The exercise: Every line that includes the word "September" is to be listed.

── Record list

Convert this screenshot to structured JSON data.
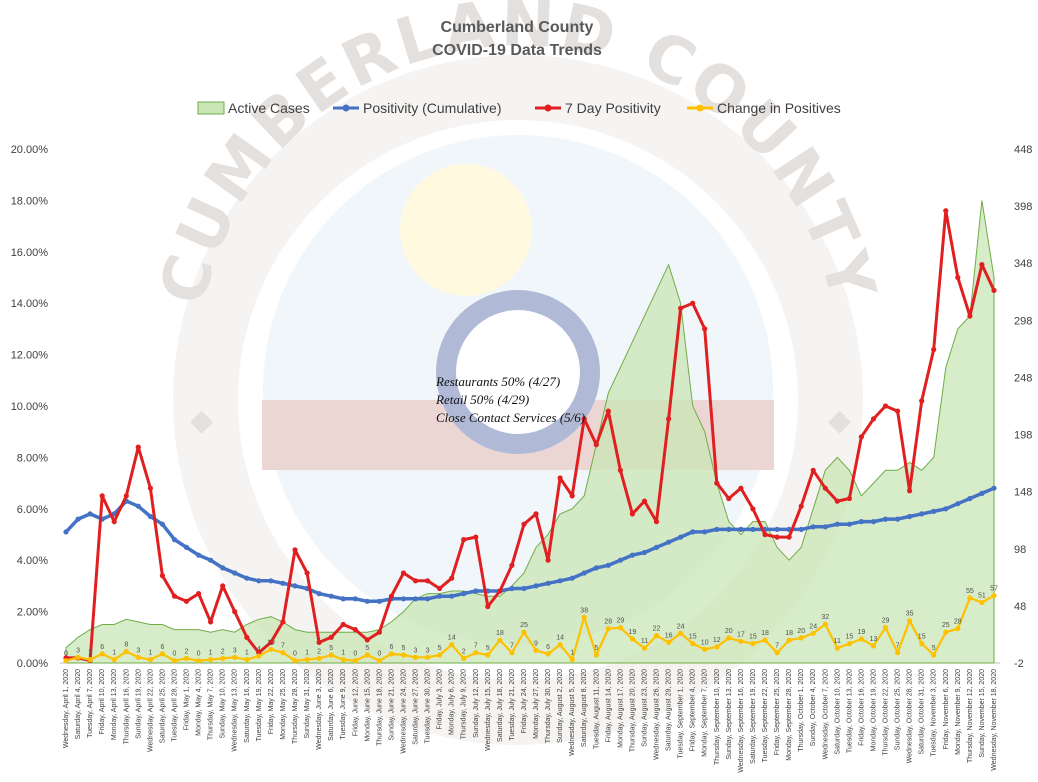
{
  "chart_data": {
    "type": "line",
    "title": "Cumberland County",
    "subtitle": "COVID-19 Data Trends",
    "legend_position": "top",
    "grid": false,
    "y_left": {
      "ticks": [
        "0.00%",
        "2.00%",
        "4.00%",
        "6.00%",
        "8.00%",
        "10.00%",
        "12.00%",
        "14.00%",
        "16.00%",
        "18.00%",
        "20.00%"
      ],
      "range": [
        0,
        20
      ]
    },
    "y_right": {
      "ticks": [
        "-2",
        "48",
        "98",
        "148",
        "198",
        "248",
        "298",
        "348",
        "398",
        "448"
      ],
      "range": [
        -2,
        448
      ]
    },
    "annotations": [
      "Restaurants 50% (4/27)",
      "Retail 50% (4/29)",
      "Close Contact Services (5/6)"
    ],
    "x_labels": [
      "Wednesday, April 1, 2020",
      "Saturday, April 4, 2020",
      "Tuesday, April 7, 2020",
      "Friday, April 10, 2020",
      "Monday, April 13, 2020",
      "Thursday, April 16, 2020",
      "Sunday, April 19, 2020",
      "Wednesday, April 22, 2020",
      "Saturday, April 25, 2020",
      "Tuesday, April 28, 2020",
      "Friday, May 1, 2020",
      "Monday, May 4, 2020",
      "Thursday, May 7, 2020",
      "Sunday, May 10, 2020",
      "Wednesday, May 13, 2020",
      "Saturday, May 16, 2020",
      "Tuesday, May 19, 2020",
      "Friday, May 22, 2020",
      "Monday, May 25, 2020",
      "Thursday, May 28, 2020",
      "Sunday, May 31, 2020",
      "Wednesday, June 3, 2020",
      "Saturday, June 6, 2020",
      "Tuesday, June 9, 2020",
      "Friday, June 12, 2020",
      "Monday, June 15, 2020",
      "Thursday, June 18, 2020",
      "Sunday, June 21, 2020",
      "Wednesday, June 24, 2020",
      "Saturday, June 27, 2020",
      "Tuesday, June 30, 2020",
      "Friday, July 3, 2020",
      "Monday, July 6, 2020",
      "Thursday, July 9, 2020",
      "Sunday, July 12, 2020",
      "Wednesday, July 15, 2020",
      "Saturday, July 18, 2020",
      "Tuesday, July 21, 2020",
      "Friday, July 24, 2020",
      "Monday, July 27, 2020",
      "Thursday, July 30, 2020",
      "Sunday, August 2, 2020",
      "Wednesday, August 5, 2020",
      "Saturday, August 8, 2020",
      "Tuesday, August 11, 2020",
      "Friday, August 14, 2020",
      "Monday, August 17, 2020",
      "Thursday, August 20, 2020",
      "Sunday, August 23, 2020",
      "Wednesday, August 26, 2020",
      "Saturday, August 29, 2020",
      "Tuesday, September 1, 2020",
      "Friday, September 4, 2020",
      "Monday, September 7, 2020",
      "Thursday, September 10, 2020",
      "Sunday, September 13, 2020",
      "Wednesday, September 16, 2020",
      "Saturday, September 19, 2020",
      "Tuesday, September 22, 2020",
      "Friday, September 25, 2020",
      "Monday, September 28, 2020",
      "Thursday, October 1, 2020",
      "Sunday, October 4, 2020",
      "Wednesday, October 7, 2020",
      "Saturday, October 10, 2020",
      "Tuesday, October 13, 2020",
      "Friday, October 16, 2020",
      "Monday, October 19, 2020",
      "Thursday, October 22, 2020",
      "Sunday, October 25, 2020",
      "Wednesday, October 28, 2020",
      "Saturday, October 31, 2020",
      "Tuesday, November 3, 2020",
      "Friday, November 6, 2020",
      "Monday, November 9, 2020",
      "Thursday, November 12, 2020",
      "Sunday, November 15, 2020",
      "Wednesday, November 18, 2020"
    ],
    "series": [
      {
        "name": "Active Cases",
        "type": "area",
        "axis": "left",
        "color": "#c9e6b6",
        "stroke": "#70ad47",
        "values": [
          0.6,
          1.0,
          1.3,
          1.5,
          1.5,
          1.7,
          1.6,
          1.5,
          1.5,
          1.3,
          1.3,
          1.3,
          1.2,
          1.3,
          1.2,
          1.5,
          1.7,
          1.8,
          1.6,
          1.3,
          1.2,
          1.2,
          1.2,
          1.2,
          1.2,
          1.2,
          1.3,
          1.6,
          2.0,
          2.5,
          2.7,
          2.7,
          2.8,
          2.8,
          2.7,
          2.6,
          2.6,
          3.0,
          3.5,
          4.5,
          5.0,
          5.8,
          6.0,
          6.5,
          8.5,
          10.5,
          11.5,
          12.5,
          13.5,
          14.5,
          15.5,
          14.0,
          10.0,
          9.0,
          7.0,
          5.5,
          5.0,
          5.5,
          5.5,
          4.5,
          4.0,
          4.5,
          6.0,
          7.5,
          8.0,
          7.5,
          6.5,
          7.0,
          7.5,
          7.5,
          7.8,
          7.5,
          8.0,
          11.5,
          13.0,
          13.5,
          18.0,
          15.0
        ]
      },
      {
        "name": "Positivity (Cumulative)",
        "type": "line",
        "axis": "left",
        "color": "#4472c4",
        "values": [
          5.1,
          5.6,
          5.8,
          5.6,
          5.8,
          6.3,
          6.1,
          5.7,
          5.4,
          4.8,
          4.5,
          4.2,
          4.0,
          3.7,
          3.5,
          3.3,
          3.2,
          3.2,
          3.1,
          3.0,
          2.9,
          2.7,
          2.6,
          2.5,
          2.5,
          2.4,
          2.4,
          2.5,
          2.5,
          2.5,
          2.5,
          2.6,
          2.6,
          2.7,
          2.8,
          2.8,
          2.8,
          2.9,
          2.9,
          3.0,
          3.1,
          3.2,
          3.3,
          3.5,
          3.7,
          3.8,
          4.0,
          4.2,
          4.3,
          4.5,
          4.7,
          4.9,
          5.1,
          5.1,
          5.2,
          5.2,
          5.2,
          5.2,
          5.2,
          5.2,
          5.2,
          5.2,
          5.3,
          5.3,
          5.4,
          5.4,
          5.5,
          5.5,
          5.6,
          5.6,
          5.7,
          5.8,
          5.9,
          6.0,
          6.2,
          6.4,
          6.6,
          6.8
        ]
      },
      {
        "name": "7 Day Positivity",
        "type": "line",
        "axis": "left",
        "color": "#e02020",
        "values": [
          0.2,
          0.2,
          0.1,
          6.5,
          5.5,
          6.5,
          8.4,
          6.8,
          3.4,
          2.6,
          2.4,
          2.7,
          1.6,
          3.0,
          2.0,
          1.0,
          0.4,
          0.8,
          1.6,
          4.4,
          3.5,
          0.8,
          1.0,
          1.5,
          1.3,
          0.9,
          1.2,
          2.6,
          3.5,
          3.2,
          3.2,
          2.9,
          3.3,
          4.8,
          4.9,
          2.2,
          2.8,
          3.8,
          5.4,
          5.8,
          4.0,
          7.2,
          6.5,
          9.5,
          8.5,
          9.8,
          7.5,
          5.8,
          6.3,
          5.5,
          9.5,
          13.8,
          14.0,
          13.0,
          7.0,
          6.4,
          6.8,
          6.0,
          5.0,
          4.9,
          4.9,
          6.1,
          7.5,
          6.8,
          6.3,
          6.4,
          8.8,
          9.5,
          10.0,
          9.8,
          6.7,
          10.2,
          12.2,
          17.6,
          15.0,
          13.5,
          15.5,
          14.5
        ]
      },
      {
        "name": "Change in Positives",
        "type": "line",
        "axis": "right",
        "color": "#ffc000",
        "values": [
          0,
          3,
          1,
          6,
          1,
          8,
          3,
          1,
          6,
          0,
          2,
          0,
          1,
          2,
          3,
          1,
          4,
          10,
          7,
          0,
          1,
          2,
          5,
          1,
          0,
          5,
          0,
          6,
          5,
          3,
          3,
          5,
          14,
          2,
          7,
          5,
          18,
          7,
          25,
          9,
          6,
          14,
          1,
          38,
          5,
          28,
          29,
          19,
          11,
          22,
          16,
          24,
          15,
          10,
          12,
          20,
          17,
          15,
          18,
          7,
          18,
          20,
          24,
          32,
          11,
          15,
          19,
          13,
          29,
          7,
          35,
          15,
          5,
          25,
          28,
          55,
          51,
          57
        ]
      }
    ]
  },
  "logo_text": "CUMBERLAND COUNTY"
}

────

Output of the task:
      "Tuesday, September 1, 2020",
      "Friday, September 4, 2020",
      "Monday, September 7, 2020",
      "Thursday, September 10, 2020",
      "Sunday, September 13, 2020",
      "Wednesday, September 16, 2020",
      "Saturday, September 19, 2020",
      "Tuesday, September 22, 2020",
      "Friday, September 25, 2020",
      "Monday, September 28, 2020",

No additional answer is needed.